Set exercise
Single out the lines that include the word "icon". Copy them.

-------- Data rows

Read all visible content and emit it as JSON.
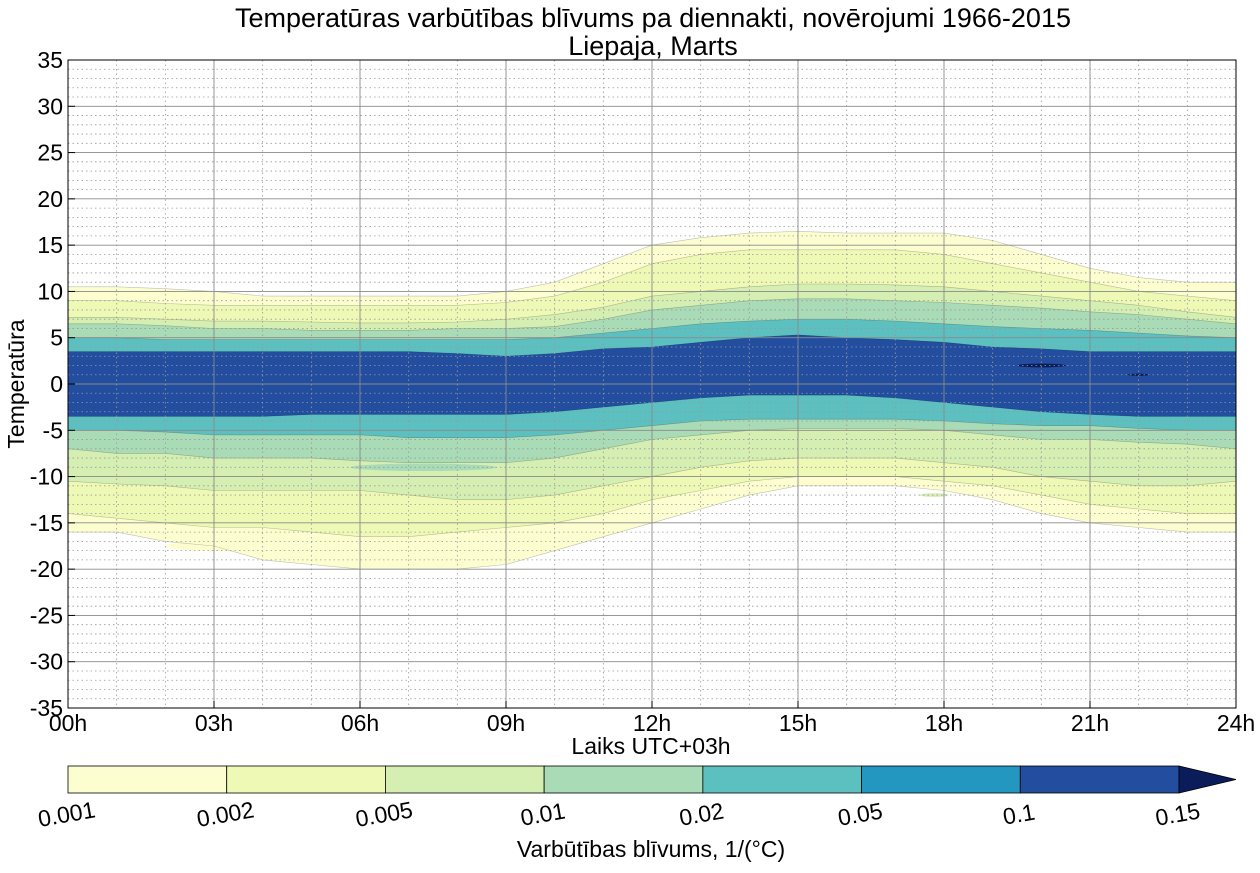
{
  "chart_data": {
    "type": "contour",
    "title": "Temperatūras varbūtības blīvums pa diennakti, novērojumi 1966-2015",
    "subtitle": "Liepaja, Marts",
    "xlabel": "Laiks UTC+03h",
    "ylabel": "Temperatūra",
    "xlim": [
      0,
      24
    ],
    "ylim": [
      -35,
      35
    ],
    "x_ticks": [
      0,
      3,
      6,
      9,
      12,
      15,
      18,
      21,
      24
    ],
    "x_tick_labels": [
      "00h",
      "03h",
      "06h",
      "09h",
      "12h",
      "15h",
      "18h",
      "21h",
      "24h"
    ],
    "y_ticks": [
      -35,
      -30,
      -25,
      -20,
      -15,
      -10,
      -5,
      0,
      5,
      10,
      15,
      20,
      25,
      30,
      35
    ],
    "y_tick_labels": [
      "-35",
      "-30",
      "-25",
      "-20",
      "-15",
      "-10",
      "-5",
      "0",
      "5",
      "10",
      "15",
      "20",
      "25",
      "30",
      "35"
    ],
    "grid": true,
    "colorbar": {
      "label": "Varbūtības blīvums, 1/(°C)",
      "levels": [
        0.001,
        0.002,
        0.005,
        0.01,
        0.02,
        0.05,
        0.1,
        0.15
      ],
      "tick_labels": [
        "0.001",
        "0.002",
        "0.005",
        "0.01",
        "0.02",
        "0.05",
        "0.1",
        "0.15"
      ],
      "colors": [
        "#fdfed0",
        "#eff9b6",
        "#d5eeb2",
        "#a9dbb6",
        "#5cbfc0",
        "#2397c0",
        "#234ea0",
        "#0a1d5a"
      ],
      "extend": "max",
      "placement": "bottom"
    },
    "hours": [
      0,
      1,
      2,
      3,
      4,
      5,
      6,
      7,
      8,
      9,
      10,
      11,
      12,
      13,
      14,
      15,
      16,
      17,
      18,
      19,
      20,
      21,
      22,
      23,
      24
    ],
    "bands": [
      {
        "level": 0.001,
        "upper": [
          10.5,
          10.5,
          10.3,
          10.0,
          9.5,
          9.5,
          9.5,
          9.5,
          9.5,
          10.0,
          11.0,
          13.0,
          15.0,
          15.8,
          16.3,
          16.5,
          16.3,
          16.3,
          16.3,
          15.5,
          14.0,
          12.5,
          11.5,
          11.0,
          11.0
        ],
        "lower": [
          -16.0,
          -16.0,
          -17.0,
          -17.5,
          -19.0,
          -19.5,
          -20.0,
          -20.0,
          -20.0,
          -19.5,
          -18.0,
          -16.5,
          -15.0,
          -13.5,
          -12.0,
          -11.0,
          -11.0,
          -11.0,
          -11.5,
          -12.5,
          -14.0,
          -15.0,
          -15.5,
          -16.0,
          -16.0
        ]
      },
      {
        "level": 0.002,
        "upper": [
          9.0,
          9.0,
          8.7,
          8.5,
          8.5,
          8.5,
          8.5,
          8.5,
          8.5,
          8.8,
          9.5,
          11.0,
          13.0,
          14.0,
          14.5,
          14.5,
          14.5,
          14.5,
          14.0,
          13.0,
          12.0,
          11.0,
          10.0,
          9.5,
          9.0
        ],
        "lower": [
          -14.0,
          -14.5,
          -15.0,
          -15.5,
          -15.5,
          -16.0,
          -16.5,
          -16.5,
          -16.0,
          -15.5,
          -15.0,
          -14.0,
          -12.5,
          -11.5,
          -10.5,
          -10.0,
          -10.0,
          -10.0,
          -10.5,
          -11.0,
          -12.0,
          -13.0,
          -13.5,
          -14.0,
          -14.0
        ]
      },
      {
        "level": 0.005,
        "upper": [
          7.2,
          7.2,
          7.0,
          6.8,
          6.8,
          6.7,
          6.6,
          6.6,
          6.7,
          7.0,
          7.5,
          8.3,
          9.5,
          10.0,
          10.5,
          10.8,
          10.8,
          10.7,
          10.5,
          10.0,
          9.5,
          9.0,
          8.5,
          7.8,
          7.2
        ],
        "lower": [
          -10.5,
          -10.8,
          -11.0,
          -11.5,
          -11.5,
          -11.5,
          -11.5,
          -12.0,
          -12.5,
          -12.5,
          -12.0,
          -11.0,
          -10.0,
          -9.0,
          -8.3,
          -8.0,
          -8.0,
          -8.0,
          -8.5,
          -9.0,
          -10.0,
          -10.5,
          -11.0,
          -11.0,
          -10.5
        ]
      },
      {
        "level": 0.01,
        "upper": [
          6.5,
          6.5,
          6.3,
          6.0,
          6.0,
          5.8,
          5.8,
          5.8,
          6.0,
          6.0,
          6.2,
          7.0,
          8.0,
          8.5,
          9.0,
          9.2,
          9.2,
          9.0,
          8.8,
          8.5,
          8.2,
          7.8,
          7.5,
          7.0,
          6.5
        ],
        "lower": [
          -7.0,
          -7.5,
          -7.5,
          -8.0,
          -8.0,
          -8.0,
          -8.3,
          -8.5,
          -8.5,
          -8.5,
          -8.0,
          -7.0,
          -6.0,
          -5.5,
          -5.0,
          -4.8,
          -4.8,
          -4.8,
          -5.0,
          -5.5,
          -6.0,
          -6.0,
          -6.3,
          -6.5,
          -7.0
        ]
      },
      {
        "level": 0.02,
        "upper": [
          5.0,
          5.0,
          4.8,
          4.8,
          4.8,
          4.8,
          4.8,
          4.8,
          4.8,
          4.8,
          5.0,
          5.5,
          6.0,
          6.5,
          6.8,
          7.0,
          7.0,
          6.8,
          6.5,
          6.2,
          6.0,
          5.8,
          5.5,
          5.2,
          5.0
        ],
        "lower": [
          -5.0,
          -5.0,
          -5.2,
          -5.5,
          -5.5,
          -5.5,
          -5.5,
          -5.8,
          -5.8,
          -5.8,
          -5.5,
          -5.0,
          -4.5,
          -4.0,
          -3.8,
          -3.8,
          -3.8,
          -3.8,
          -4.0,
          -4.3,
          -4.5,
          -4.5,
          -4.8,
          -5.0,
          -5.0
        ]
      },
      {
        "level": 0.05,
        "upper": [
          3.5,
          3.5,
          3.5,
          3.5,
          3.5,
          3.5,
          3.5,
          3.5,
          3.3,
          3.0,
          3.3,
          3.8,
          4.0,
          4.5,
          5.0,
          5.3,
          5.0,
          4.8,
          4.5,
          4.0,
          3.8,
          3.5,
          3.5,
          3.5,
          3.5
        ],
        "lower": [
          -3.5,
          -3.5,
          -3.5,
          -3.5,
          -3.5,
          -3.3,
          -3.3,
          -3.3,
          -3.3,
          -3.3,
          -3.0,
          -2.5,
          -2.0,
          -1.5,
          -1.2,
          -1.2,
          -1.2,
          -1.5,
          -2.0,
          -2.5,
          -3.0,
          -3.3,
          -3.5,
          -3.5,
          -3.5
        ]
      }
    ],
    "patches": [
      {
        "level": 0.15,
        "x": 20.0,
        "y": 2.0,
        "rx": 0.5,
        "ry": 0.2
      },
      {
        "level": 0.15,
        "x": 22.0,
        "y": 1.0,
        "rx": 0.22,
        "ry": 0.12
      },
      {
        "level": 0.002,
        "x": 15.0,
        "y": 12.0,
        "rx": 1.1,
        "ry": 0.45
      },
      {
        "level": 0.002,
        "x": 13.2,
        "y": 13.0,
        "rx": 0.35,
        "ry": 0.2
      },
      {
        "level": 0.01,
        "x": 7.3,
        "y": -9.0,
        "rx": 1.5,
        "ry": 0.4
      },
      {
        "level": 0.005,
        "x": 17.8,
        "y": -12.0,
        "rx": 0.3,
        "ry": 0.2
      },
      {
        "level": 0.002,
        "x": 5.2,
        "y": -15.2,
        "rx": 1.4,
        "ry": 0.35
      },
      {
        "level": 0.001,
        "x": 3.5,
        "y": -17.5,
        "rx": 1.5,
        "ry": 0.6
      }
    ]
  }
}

----------------
-------- Data rows

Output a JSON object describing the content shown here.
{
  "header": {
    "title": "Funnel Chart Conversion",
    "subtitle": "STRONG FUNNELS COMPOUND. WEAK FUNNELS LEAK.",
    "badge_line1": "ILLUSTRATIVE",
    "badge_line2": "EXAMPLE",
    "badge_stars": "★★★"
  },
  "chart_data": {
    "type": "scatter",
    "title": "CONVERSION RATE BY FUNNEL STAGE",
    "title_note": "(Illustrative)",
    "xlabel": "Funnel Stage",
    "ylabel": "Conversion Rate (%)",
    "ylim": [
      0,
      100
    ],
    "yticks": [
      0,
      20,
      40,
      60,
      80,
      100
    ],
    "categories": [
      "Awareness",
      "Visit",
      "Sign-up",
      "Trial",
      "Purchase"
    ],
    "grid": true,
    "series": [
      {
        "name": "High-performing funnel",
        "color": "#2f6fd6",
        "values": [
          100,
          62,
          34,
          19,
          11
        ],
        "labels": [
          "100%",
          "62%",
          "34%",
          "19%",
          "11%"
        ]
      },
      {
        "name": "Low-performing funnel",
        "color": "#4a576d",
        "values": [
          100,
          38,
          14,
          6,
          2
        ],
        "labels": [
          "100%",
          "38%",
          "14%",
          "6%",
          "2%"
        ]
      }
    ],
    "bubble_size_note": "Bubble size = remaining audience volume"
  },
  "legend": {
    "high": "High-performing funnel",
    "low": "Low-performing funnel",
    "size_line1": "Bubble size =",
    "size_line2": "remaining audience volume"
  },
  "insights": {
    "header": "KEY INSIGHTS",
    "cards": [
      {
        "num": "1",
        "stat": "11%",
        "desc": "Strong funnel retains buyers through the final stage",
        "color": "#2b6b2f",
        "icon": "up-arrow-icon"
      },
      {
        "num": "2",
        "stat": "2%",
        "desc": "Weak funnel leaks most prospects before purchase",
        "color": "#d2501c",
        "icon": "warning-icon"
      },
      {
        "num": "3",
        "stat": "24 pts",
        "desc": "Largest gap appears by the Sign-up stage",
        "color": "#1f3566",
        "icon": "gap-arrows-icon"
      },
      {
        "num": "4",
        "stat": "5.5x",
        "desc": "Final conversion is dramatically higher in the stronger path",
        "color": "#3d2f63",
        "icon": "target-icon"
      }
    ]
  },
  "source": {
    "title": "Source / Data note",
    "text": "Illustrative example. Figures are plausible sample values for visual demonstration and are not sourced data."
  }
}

----------------

Answer to this task
        "icon": "up-arrow-icon"
        "icon": "warning-icon"
        "icon": "gap-arrows-icon"
        "icon": "target-icon"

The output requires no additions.